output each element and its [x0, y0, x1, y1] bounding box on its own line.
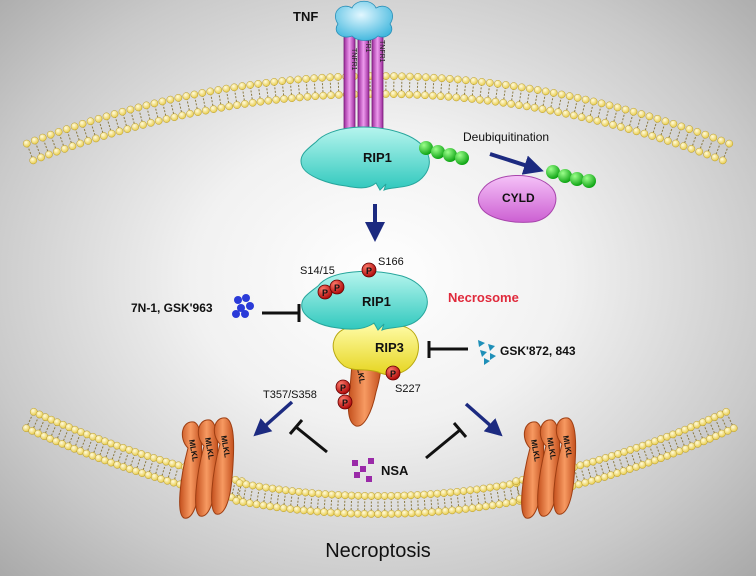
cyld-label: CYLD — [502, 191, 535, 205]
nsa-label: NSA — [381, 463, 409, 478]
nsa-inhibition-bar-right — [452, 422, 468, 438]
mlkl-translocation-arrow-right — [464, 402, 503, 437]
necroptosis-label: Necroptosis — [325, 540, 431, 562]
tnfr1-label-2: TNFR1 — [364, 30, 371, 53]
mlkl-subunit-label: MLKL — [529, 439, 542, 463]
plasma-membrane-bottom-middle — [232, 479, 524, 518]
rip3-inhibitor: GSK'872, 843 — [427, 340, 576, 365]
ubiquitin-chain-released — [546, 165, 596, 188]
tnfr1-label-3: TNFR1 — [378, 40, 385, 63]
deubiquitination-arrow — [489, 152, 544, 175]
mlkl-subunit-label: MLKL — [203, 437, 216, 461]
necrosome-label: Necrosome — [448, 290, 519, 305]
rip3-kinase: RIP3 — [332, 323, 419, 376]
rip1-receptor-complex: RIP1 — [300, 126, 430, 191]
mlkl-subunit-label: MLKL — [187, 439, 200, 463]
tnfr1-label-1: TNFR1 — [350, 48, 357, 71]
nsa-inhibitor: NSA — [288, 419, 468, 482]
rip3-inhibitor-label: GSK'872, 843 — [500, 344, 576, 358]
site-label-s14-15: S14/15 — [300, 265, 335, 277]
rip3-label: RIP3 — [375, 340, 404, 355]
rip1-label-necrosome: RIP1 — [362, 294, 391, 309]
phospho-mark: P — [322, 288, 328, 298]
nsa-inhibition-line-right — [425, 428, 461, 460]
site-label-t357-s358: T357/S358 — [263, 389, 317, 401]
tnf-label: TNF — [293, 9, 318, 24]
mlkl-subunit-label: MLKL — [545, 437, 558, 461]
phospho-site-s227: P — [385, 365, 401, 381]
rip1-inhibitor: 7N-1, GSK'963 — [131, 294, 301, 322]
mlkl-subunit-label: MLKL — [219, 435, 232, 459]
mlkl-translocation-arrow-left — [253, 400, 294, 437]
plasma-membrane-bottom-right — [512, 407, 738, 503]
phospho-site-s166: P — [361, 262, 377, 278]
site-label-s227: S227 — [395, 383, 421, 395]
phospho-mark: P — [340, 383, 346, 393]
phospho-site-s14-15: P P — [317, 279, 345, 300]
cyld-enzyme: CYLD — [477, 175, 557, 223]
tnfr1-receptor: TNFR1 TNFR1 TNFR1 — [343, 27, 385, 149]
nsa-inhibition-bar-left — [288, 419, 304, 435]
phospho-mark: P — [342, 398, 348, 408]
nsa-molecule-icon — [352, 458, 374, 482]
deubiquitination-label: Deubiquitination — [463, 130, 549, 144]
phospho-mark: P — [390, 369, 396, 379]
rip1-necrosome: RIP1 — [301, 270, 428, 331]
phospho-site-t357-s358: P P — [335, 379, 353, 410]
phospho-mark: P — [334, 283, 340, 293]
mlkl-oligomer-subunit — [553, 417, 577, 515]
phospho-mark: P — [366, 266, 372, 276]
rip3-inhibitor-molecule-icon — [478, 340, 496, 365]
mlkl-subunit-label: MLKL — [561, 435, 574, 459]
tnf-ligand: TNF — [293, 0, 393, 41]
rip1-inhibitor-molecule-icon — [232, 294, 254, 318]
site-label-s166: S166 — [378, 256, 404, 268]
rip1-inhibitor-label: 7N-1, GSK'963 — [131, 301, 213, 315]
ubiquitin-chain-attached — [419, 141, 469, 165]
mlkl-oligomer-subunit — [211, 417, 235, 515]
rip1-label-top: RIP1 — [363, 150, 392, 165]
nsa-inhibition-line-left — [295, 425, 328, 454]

==

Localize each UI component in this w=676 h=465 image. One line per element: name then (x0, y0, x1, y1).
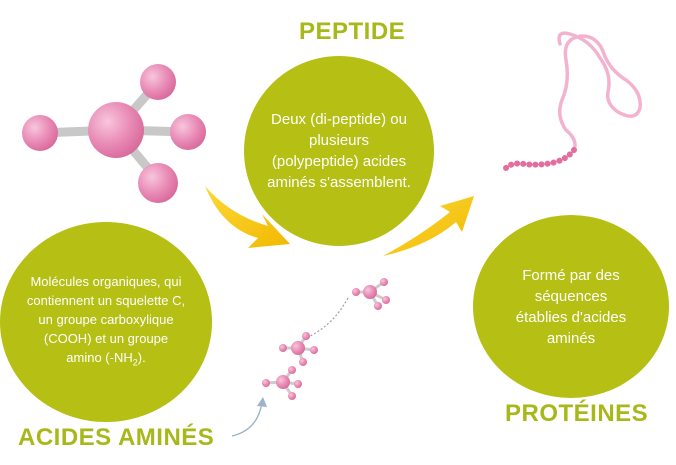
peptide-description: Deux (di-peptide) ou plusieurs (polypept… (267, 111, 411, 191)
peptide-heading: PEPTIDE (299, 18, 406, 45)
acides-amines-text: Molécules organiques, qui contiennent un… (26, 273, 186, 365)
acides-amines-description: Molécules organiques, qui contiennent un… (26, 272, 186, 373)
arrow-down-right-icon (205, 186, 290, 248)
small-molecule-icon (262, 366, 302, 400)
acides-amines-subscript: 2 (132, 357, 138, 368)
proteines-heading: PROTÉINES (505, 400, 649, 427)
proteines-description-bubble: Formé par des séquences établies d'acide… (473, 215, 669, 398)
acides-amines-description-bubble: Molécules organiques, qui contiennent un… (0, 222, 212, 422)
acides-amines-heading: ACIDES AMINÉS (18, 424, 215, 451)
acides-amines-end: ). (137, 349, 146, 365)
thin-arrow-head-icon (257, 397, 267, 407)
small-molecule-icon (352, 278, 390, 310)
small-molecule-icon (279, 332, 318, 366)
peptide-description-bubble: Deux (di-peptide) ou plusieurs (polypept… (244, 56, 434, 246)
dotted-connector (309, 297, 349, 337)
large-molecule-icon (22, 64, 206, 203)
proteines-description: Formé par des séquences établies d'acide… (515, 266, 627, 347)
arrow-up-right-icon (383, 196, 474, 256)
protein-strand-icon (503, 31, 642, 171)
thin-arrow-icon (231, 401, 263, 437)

# TASK STATEMENT:
Each line above that contains the word "description" should be copied.

# FINAL ANSWER:
peptide-description: Deux (di-peptide) ou plusieurs (polypept… (267, 111, 411, 191)
acides-amines-description: Molécules organiques, qui contiennent un… (26, 272, 186, 373)
proteines-description-bubble: Formé par des séquences établies d'acide… (473, 215, 669, 398)
acides-amines-description-bubble: Molécules organiques, qui contiennent un… (0, 222, 212, 422)
peptide-description-bubble: Deux (di-peptide) ou plusieurs (polypept… (244, 56, 434, 246)
proteines-description: Formé par des séquences établies d'acide… (515, 266, 627, 347)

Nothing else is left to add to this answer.